● **WHAT TO WORK ON**
Locate the string "сельскохозяйственного" in the listing below. Copy every line where it is found.

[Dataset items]

»»

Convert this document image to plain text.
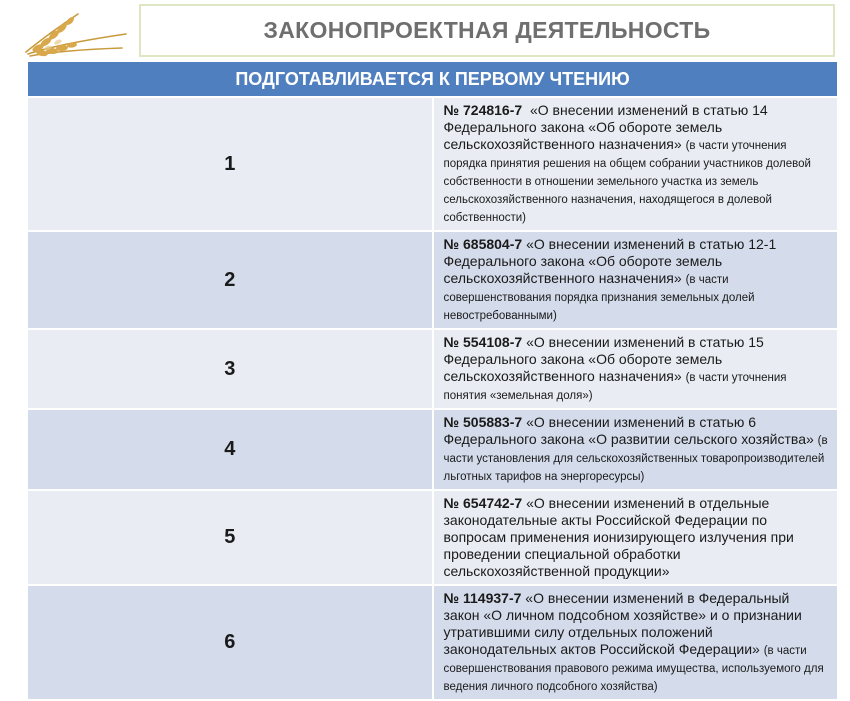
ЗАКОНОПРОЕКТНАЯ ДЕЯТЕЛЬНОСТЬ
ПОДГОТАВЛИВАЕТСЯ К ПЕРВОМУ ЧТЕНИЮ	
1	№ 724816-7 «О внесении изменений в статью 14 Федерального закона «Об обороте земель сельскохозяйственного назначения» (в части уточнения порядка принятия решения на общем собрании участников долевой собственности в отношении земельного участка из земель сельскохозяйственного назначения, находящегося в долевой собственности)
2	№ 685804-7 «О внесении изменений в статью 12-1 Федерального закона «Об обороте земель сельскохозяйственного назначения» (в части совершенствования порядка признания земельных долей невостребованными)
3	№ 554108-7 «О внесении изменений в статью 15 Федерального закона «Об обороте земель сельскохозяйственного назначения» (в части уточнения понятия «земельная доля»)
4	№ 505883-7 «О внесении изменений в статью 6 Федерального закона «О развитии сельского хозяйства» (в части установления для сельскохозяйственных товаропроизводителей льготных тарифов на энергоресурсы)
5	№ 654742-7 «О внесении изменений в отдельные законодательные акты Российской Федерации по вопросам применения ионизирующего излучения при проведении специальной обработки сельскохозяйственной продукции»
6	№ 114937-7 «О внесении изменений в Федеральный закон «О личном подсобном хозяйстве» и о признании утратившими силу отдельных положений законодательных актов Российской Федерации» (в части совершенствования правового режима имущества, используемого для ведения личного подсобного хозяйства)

««
»»

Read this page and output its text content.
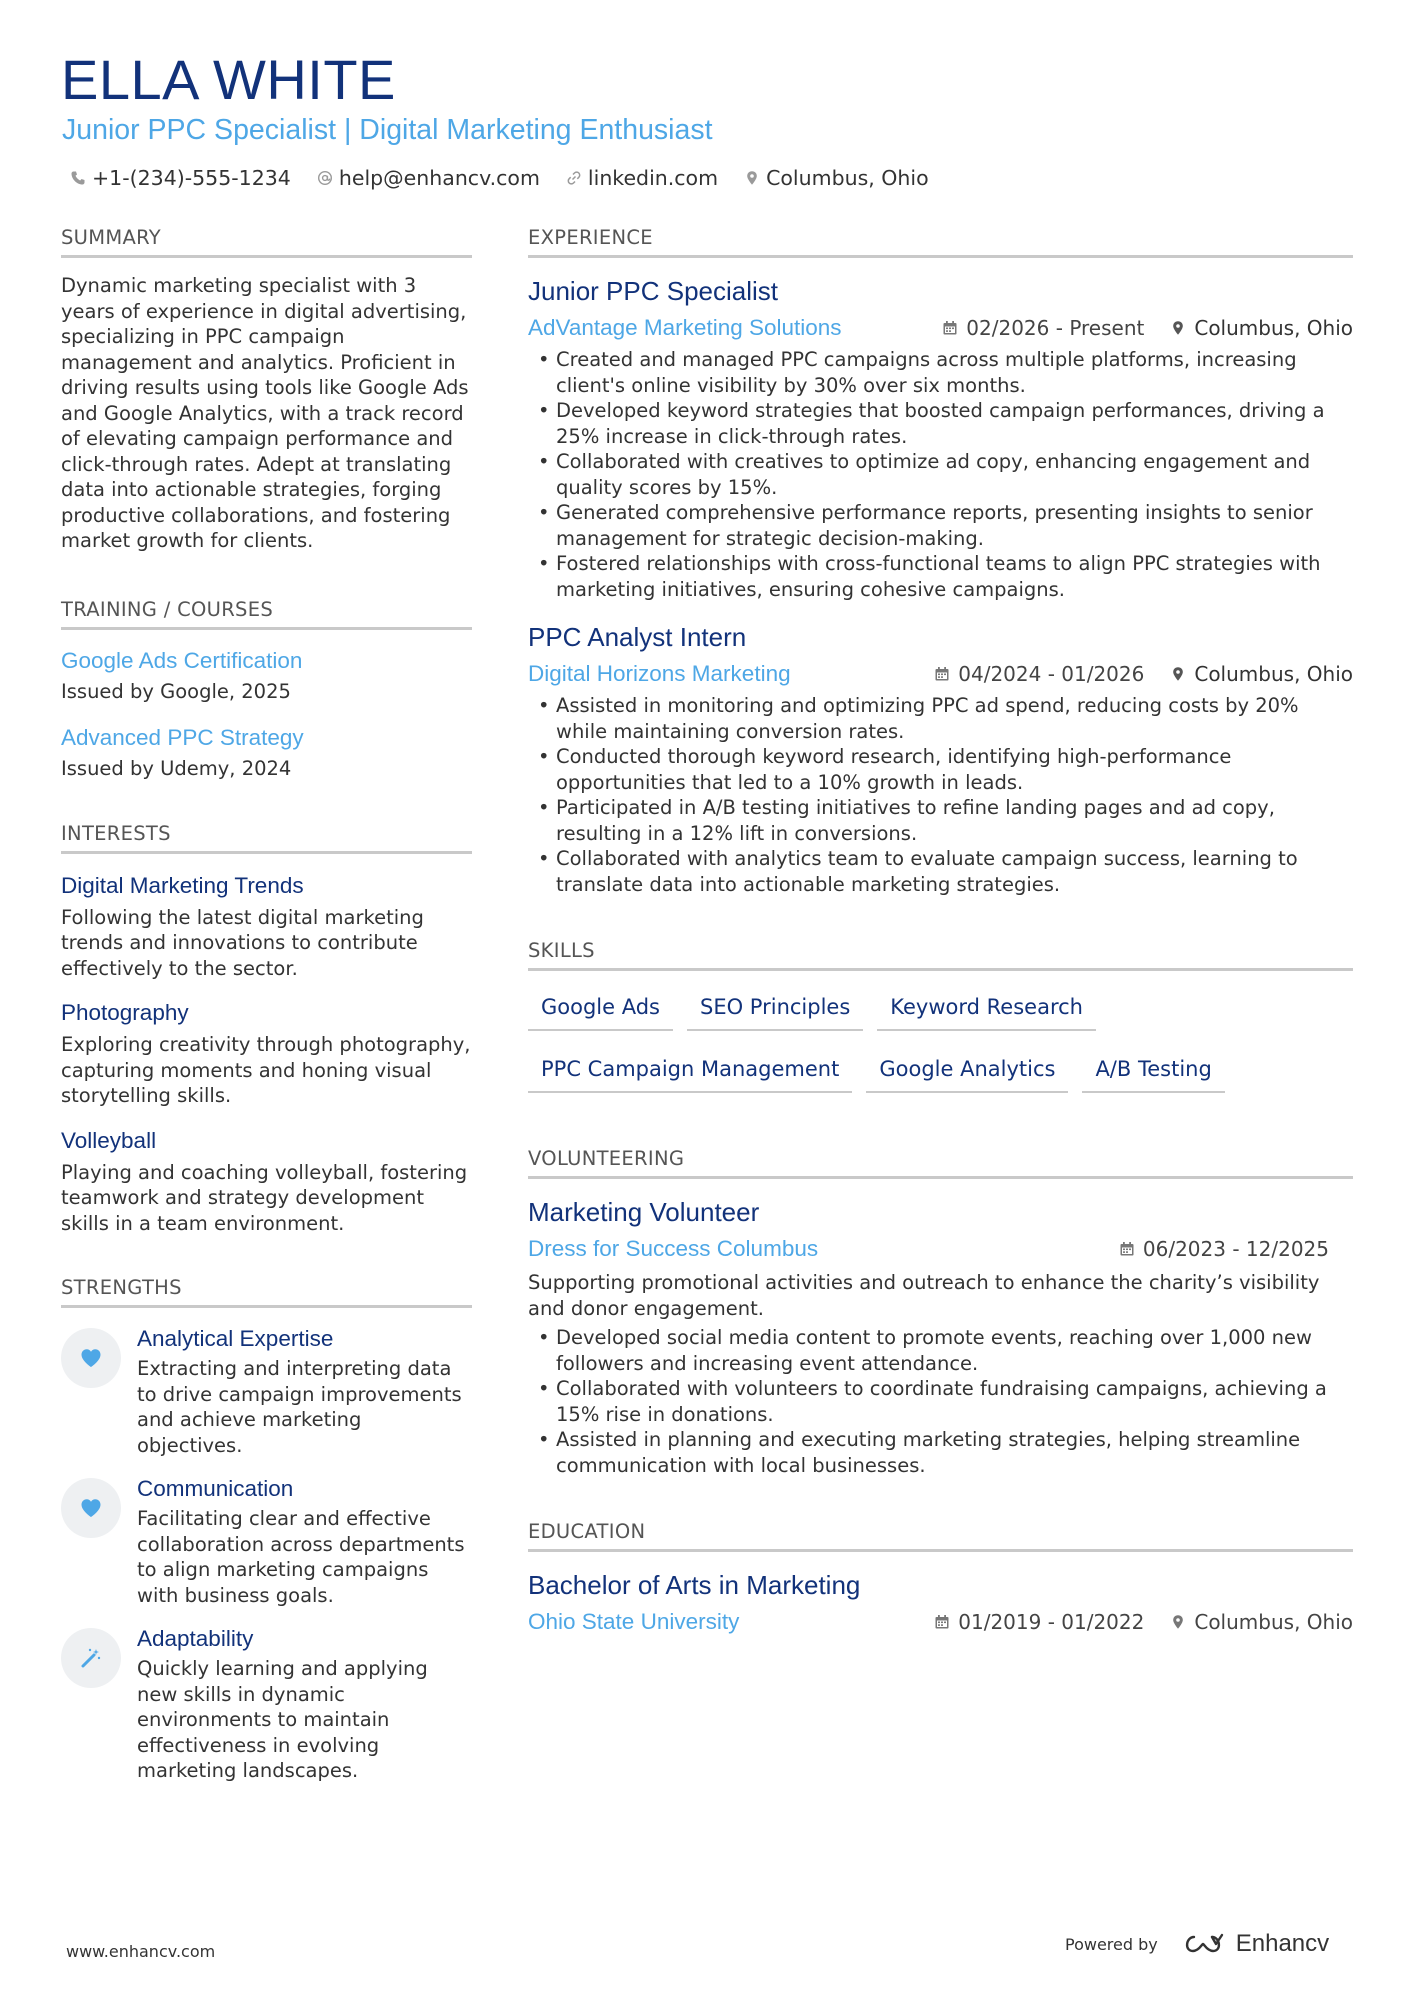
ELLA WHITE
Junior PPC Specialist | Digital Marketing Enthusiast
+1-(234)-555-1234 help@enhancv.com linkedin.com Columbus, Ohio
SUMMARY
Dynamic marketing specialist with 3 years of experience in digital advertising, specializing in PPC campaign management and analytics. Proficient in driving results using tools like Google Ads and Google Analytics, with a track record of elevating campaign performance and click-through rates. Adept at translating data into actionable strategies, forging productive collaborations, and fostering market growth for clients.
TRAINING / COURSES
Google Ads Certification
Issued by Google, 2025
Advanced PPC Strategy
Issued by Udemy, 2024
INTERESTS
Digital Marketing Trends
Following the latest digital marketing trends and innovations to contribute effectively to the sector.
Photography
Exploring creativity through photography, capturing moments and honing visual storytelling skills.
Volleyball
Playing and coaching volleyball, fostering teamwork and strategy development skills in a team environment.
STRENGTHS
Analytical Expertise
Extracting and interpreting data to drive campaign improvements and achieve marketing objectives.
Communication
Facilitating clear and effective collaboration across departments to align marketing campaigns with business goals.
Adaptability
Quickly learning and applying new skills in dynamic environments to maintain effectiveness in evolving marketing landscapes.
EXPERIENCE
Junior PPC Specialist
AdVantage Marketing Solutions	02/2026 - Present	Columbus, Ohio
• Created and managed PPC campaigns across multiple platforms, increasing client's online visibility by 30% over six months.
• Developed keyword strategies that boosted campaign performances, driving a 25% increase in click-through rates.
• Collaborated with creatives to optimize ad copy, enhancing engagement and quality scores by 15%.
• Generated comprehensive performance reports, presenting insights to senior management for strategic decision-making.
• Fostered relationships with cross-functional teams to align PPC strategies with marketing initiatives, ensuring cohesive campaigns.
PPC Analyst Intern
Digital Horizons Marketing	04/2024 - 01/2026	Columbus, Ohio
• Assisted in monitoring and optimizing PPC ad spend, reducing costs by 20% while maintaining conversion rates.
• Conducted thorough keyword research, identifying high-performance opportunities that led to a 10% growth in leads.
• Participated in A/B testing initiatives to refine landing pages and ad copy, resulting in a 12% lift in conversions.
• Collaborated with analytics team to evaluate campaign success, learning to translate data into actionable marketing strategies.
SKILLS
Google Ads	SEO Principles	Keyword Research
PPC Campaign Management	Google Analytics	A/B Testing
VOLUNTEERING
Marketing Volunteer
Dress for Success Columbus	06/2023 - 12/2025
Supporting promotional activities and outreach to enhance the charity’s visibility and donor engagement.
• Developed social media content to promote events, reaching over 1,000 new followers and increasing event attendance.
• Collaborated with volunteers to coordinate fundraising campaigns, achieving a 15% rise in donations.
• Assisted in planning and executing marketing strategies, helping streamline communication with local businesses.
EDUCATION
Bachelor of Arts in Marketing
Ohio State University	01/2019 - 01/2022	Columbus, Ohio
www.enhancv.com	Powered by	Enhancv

««
»»

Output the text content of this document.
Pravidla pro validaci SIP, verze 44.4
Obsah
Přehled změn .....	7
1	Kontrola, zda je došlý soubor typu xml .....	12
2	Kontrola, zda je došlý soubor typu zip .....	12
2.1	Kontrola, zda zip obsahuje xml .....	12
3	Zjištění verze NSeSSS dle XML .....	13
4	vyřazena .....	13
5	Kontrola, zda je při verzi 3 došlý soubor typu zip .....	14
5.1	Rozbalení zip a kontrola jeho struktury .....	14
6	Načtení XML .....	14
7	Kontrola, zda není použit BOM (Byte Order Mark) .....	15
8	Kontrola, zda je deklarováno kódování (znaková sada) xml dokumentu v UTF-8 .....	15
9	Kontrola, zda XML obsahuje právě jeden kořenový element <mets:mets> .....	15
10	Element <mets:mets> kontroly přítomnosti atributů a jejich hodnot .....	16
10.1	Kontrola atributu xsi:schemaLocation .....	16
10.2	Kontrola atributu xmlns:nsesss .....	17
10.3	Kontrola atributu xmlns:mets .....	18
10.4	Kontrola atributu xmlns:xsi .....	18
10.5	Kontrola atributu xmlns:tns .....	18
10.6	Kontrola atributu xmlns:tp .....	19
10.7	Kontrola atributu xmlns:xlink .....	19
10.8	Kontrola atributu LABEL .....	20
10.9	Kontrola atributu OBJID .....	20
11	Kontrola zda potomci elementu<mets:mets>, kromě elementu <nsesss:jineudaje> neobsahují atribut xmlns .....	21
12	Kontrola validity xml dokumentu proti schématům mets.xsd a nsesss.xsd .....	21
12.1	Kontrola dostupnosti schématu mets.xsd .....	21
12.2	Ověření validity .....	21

««

● **WRITTEN RESPONSE**
1	№ 724816-7 «О внесении изменений в статью 14 Федерального закона «Об обороте земель сельскохозяйственного назначения» (в части уточнения порядка принятия решения на общем собрании участников долевой собственности в отношении земельного участка из земель сельскохозяйственного назначения, находящегося в долевой собственности)
2	№ 685804-7 «О внесении изменений в статью 12-1 Федерального закона «Об обороте земель сельскохозяйственного назначения» (в части совершенствования порядка признания земельных долей невостребованными)
3	№ 554108-7 «О внесении изменений в статью 15 Федерального закона «Об обороте земель сельскохозяйственного назначения» (в части уточнения понятия «земельная доля»)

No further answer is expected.